**Exercise description:** Print, exactly and completely, every entry in the data.

______

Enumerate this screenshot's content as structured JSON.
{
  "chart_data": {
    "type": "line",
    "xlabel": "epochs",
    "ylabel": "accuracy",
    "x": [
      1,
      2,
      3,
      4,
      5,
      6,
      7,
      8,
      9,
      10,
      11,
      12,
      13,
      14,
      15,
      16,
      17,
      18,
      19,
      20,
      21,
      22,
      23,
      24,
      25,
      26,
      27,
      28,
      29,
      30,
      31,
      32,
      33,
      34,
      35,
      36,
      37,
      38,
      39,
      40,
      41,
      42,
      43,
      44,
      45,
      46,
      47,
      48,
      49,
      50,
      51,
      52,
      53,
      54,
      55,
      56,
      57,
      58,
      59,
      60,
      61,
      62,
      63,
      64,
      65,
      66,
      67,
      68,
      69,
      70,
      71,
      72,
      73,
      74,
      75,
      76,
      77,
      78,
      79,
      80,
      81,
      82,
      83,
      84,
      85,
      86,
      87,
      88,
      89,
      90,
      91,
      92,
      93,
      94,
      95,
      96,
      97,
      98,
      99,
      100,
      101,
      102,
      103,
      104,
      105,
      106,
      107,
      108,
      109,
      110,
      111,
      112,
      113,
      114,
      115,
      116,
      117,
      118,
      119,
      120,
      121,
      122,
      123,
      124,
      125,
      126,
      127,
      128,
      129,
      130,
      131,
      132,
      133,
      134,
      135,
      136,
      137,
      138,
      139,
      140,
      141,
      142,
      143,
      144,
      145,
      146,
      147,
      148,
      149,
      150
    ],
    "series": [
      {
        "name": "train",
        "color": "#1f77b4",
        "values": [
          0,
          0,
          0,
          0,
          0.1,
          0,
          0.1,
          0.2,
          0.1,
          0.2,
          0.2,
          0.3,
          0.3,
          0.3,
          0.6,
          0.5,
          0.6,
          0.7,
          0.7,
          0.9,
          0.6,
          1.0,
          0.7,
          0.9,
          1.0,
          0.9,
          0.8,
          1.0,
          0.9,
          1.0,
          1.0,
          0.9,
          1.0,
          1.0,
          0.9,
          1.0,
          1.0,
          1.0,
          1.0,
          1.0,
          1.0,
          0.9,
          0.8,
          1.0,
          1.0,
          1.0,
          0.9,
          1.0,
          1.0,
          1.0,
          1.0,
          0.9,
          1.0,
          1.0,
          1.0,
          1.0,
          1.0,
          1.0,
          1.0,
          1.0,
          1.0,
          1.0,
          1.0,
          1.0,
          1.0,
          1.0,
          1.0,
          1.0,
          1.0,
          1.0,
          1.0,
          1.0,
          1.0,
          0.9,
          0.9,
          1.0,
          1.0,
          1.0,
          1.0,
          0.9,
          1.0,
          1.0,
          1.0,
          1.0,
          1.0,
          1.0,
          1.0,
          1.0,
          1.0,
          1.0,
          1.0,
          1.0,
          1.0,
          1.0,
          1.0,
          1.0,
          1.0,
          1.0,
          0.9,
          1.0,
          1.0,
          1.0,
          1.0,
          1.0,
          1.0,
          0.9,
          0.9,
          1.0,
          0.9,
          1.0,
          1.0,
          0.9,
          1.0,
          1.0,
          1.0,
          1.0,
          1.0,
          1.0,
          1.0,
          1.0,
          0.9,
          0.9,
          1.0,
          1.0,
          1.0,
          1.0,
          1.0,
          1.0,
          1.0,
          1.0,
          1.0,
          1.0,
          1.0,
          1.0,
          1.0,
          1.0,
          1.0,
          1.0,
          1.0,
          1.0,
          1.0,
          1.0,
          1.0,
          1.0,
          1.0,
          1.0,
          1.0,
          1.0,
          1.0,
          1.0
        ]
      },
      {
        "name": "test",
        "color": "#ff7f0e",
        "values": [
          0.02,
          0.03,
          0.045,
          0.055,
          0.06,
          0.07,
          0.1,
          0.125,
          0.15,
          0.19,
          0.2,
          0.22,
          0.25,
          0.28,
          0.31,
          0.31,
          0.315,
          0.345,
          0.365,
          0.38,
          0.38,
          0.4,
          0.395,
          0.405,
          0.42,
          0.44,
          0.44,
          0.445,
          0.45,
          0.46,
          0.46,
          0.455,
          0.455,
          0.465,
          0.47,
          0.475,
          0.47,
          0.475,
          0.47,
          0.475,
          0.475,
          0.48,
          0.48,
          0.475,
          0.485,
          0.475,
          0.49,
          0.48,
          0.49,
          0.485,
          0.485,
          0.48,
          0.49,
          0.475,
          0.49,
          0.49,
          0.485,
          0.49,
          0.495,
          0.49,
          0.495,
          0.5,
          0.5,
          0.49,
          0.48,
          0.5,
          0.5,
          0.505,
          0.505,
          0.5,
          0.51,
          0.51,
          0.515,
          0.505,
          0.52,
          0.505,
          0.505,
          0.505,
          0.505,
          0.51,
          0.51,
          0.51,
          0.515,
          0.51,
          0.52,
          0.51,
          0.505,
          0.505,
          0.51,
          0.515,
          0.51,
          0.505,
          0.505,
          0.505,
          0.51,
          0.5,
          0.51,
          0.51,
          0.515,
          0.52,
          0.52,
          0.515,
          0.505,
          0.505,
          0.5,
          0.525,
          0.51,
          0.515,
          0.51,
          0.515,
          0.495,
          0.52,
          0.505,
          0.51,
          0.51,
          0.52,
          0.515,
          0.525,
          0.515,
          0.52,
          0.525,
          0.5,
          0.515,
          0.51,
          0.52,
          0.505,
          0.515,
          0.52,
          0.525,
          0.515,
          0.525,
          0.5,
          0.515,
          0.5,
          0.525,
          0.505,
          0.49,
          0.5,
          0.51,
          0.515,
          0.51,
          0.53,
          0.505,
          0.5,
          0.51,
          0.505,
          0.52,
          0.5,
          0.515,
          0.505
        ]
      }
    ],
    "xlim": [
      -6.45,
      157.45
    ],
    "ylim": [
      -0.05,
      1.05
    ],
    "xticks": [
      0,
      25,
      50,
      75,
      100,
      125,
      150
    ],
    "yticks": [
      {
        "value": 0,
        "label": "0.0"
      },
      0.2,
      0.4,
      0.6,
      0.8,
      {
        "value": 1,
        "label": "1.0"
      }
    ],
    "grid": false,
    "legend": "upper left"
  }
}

______

**Final result:**
Enumerate this screenshot's content as structured JSON.
{
  "chart_data": {
    "type": "line",
    "xlabel": "epochs",
    "ylabel": "accuracy",
    "x": [
      1,
      2,
      3,
      4,
      5,
      6,
      7,
      8,
      9,
      10,
      11,
      12,
      13,
      14,
      15,
      16,
      17,
      18,
      19,
      20,
      21,
      22,
      23,
      24,
      25,
      26,
      27,
      28,
      29,
      30,
      31,
      32,
      33,
      34,
      35,
      36,
      37,
      38,
      39,
      40,
      41,
      42,
      43,
      44,
      45,
      46,
      47,
      48,
      49,
      50,
      51,
      52,
      53,
      54,
      55,
      56,
      57,
      58,
      59,
      60,
      61,
      62,
      63,
      64,
      65,
      66,
      67,
      68,
      69,
      70,
      71,
      72,
      73,
      74,
      75,
      76,
      77,
      78,
      79,
      80,
      81,
      82,
      83,
      84,
      85,
      86,
      87,
      88,
      89,
      90,
      91,
      92,
      93,
      94,
      95,
      96,
      97,
      98,
      99,
      100,
      101,
      102,
      103,
      104,
      105,
      106,
      107,
      108,
      109,
      110,
      111,
      112,
      113,
      114,
      115,
      116,
      117,
      118,
      119,
      120,
      121,
      122,
      123,
      124,
      125,
      126,
      127,
      128,
      129,
      130,
      131,
      132,
      133,
      134,
      135,
      136,
      137,
      138,
      139,
      140,
      141,
      142,
      143,
      144,
      145,
      146,
      147,
      148,
      149,
      150
    ],
    "series": [
      {
        "name": "train",
        "color": "#1f77b4",
        "values": [
          0,
          0,
          0,
          0,
          0.1,
          0,
          0.1,
          0.2,
          0.1,
          0.2,
          0.2,
          0.3,
          0.3,
          0.3,
          0.6,
          0.5,
          0.6,
          0.7,
          0.7,
          0.9,
          0.6,
          1.0,
          0.7,
          0.9,
          1.0,
          0.9,
          0.8,
          1.0,
          0.9,
          1.0,
          1.0,
          0.9,
          1.0,
          1.0,
          0.9,
          1.0,
          1.0,
          1.0,
          1.0,
          1.0,
          1.0,
          0.9,
          0.8,
          1.0,
          1.0,
          1.0,
          0.9,
          1.0,
          1.0,
          1.0,
          1.0,
          0.9,
          1.0,
          1.0,
          1.0,
          1.0,
          1.0,
          1.0,
          1.0,
          1.0,
          1.0,
          1.0,
          1.0,
          1.0,
          1.0,
          1.0,
          1.0,
          1.0,
          1.0,
          1.0,
          1.0,
          1.0,
          1.0,
          0.9,
          0.9,
          1.0,
          1.0,
          1.0,
          1.0,
          0.9,
          1.0,
          1.0,
          1.0,
          1.0,
          1.0,
          1.0,
          1.0,
          1.0,
          1.0,
          1.0,
          1.0,
          1.0,
          1.0,
          1.0,
          1.0,
          1.0,
          1.0,
          1.0,
          0.9,
          1.0,
          1.0,
          1.0,
          1.0,
          1.0,
          1.0,
          0.9,
          0.9,
          1.0,
          0.9,
          1.0,
          1.0,
          0.9,
          1.0,
          1.0,
          1.0,
          1.0,
          1.0,
          1.0,
          1.0,
          1.0,
          0.9,
          0.9,
          1.0,
          1.0,
          1.0,
          1.0,
          1.0,
          1.0,
          1.0,
          1.0,
          1.0,
          1.0,
          1.0,
          1.0,
          1.0,
          1.0,
          1.0,
          1.0,
          1.0,
          1.0,
          1.0,
          1.0,
          1.0,
          1.0,
          1.0,
          1.0,
          1.0,
          1.0,
          1.0,
          1.0
        ]
      },
      {
        "name": "test",
        "color": "#ff7f0e",
        "values": [
          0.02,
          0.03,
          0.045,
          0.055,
          0.06,
          0.07,
          0.1,
          0.125,
          0.15,
          0.19,
          0.2,
          0.22,
          0.25,
          0.28,
          0.31,
          0.31,
          0.315,
          0.345,
          0.365,
          0.38,
          0.38,
          0.4,
          0.395,
          0.405,
          0.42,
          0.44,
          0.44,
          0.445,
          0.45,
          0.46,
          0.46,
          0.455,
          0.455,
          0.465,
          0.47,
          0.475,
          0.47,
          0.475,
          0.47,
          0.475,
          0.475,
          0.48,
          0.48,
          0.475,
          0.485,
          0.475,
          0.49,
          0.48,
          0.49,
          0.485,
          0.485,
          0.48,
          0.49,
          0.475,
          0.49,
          0.49,
          0.485,
          0.49,
          0.495,
          0.49,
          0.495,
          0.5,
          0.5,
          0.49,
          0.48,
          0.5,
          0.5,
          0.505,
          0.505,
          0.5,
          0.51,
          0.51,
          0.515,
          0.505,
          0.52,
          0.505,
          0.505,
          0.505,
          0.505,
          0.51,
          0.51,
          0.51,
          0.515,
          0.51,
          0.52,
          0.51,
          0.505,
          0.505,
          0.51,
          0.515,
          0.51,
          0.505,
          0.505,
          0.505,
          0.51,
          0.5,
          0.51,
          0.51,
          0.515,
          0.52,
          0.52,
          0.515,
          0.505,
          0.505,
          0.5,
          0.525,
          0.51,
          0.515,
          0.51,
          0.515,
          0.495,
          0.52,
          0.505,
          0.51,
          0.51,
          0.52,
          0.515,
          0.525,
          0.515,
          0.52,
          0.525,
          0.5,
          0.515,
          0.51,
          0.52,
          0.505,
          0.515,
          0.52,
          0.525,
          0.515,
          0.525,
          0.5,
          0.515,
          0.5,
          0.525,
          0.505,
          0.49,
          0.5,
          0.51,
          0.515,
          0.51,
          0.53,
          0.505,
          0.5,
          0.51,
          0.505,
          0.52,
          0.5,
          0.515,
          0.505
        ]
      }
    ],
    "xlim": [
      -6.45,
      157.45
    ],
    "ylim": [
      -0.05,
      1.05
    ],
    "xticks": [
      0,
      25,
      50,
      75,
      100,
      125,
      150
    ],
    "yticks": [
      {
        "value": 0,
        "label": "0.0"
      },
      0.2,
      0.4,
      0.6,
      0.8,
      {
        "value": 1,
        "label": "1.0"
      }
    ],
    "grid": false,
    "legend": "upper left"
  }
}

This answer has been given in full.